- Directive -
Write the listing below out again exactly, dropping the images.

- Task input -
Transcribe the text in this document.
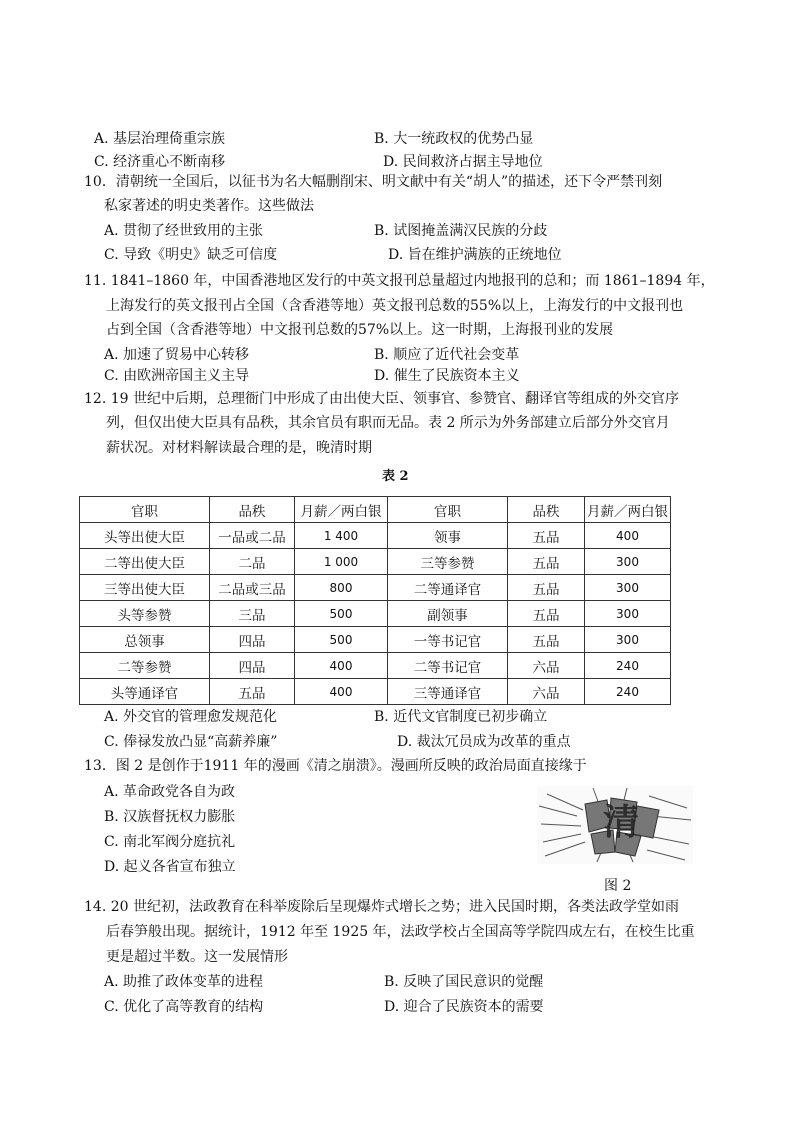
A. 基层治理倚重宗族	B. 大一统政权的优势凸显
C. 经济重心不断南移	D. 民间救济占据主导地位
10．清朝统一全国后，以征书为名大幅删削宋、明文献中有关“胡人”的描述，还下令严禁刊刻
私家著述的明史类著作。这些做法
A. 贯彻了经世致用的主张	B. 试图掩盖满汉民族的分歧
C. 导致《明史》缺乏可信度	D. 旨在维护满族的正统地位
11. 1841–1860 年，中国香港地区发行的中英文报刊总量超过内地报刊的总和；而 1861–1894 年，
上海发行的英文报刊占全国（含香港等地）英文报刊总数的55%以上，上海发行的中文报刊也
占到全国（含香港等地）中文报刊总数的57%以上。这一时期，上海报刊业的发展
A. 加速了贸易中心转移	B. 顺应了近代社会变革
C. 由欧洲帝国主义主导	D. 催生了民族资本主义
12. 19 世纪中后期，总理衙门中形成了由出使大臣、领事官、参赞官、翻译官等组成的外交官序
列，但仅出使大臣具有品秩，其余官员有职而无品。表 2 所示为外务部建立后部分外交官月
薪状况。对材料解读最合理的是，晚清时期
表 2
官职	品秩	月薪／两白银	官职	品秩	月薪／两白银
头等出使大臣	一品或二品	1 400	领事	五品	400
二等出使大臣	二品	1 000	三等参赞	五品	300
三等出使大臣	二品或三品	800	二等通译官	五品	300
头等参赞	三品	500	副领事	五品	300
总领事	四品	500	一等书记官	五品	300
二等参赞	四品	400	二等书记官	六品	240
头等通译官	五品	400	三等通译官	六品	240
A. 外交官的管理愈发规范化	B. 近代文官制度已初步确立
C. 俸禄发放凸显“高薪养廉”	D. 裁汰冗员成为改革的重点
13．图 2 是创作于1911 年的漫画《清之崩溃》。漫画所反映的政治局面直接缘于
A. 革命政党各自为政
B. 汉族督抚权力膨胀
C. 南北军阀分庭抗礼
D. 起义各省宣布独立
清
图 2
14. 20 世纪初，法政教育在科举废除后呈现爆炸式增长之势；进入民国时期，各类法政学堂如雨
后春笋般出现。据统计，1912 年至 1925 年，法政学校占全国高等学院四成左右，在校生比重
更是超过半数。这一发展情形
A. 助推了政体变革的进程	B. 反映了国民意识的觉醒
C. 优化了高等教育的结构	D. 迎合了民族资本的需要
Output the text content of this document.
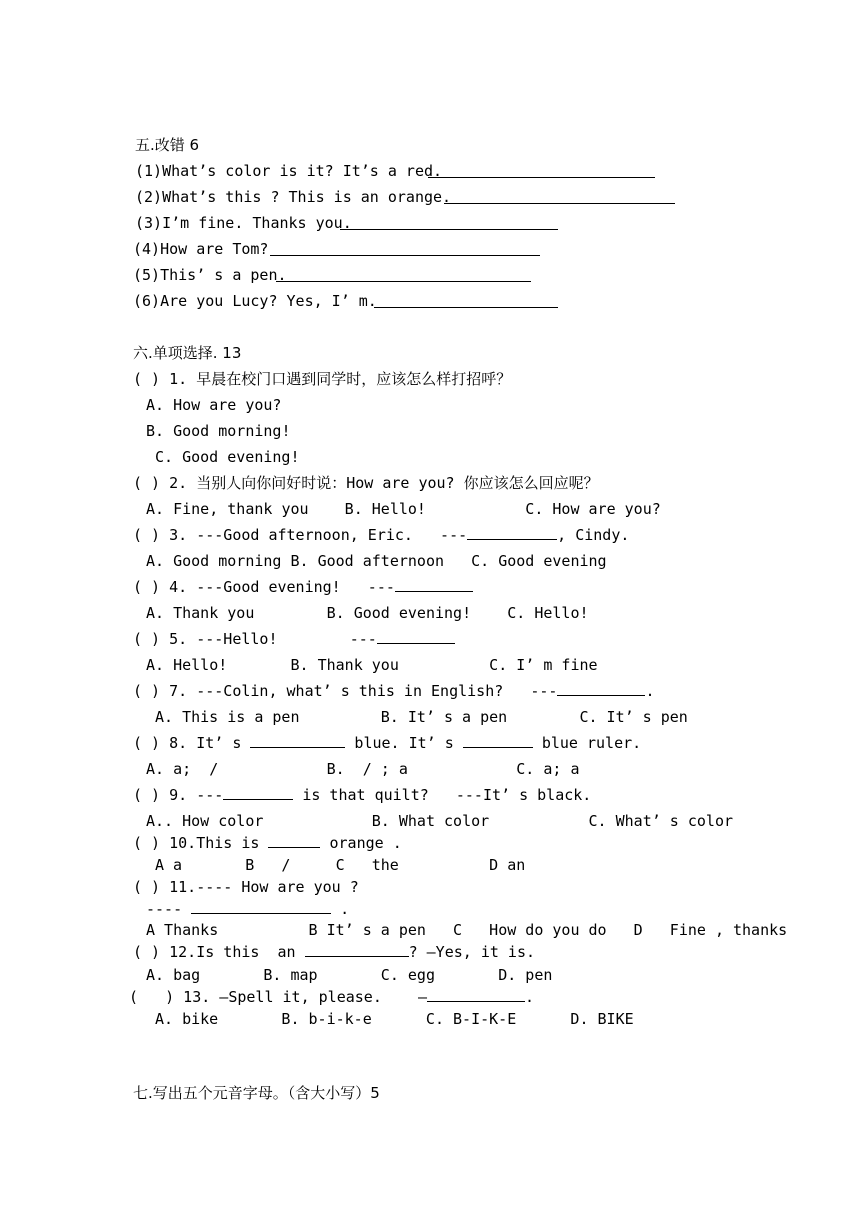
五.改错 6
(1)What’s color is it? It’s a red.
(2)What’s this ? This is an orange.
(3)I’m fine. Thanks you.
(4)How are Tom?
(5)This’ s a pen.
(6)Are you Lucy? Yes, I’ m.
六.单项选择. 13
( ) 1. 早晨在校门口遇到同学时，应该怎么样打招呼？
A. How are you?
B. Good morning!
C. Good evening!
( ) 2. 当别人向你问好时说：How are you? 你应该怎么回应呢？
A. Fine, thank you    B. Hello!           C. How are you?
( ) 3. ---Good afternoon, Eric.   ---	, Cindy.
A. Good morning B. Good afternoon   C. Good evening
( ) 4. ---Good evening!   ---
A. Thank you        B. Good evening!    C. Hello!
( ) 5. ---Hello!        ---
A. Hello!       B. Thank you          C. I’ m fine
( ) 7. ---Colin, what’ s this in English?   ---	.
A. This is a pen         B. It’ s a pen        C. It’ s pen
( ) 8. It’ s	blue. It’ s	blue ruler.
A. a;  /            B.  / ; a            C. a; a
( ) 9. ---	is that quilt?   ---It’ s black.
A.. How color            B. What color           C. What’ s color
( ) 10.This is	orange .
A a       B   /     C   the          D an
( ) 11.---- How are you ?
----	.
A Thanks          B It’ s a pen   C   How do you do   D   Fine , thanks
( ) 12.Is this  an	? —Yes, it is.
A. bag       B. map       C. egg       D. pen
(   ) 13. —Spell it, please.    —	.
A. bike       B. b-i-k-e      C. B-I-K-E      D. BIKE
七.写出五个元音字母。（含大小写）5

- Output -
Transcribe the text in this document.
A. 基层治理倚重宗族	B. 大一统政权的优势凸显
C. 经济重心不断南移	D. 民间救济占据主导地位
10．清朝统一全国后，以征书为名大幅删削宋、明文献中有关“胡人”的描述，还下令严禁刊刻
私家著述的明史类著作。这些做法
A. 贯彻了经世致用的主张	B. 试图掩盖满汉民族的分歧
C. 导致《明史》缺乏可信度	D. 旨在维护满族的正统地位
11. 1841–1860 年，中国香港地区发行的中英文报刊总量超过内地报刊的总和；而 1861–1894 年，
上海发行的英文报刊占全国（含香港等地）英文报刊总数的55%以上，上海发行的中文报刊也
占到全国（含香港等地）中文报刊总数的57%以上。这一时期，上海报刊业的发展
A. 加速了贸易中心转移	B. 顺应了近代社会变革
C. 由欧洲帝国主义主导	D. 催生了民族资本主义
12. 19 世纪中后期，总理衙门中形成了由出使大臣、领事官、参赞官、翻译官等组成的外交官序
列，但仅出使大臣具有品秩，其余官员有职而无品。表 2 所示为外务部建立后部分外交官月
薪状况。对材料解读最合理的是，晚清时期
表 2
官职	品秩	月薪／两白银	官职	品秩	月薪／两白银
头等出使大臣	一品或二品	1 400	领事	五品	400
二等出使大臣	二品	1 000	三等参赞	五品	300
三等出使大臣	二品或三品	800	二等通译官	五品	300
头等参赞	三品	500	副领事	五品	300
总领事	四品	500	一等书记官	五品	300
二等参赞	四品	400	二等书记官	六品	240
头等通译官	五品	400	三等通译官	六品	240
A. 外交官的管理愈发规范化	B. 近代文官制度已初步确立
C. 俸禄发放凸显“高薪养廉”	D. 裁汰冗员成为改革的重点
13．图 2 是创作于1911 年的漫画《清之崩溃》。漫画所反映的政治局面直接缘于
A. 革命政党各自为政
B. 汉族督抚权力膨胀
C. 南北军阀分庭抗礼
D. 起义各省宣布独立
清
图 2
14. 20 世纪初，法政教育在科举废除后呈现爆炸式增长之势；进入民国时期，各类法政学堂如雨
后春笋般出现。据统计，1912 年至 1925 年，法政学校占全国高等学院四成左右，在校生比重
更是超过半数。这一发展情形
A. 助推了政体变革的进程	B. 反映了国民意识的觉醒
C. 优化了高等教育的结构	D. 迎合了民族资本的需要
Output the text content of this document.
五.改错 6
(1)What’s color is it? It’s a red.
(2)What’s this ? This is an orange.
(3)I’m fine. Thanks you.
(4)How are Tom?
(5)This’ s a pen.
(6)Are you Lucy? Yes, I’ m.
六.单项选择. 13
( ) 1. 早晨在校门口遇到同学时，应该怎么样打招呼？
A. How are you?
B. Good morning!
C. Good evening!
( ) 2. 当别人向你问好时说：How are you? 你应该怎么回应呢？
A. Fine, thank you    B. Hello!           C. How are you?
( ) 3. ---Good afternoon, Eric.   ---	, Cindy.
A. Good morning B. Good afternoon   C. Good evening
( ) 4. ---Good evening!   ---
A. Thank you        B. Good evening!    C. Hello!
( ) 5. ---Hello!        ---
A. Hello!       B. Thank you          C. I’ m fine
( ) 7. ---Colin, what’ s this in English?   ---	.
A. This is a pen         B. It’ s a pen        C. It’ s pen
( ) 8. It’ s	blue. It’ s	blue ruler.
A. a;  /            B.  / ; a            C. a; a
( ) 9. ---	is that quilt?   ---It’ s black.
A.. How color            B. What color           C. What’ s color
( ) 10.This is	orange .
A a       B   /     C   the          D an
( ) 11.---- How are you ?
----	.
A Thanks          B It’ s a pen   C   How do you do   D   Fine , thanks
( ) 12.Is this  an	? —Yes, it is.
A. bag       B. map       C. egg       D. pen
(   ) 13. —Spell it, please.    —	.
A. bike       B. b-i-k-e      C. B-I-K-E      D. BIKE
七.写出五个元音字母。（含大小写）5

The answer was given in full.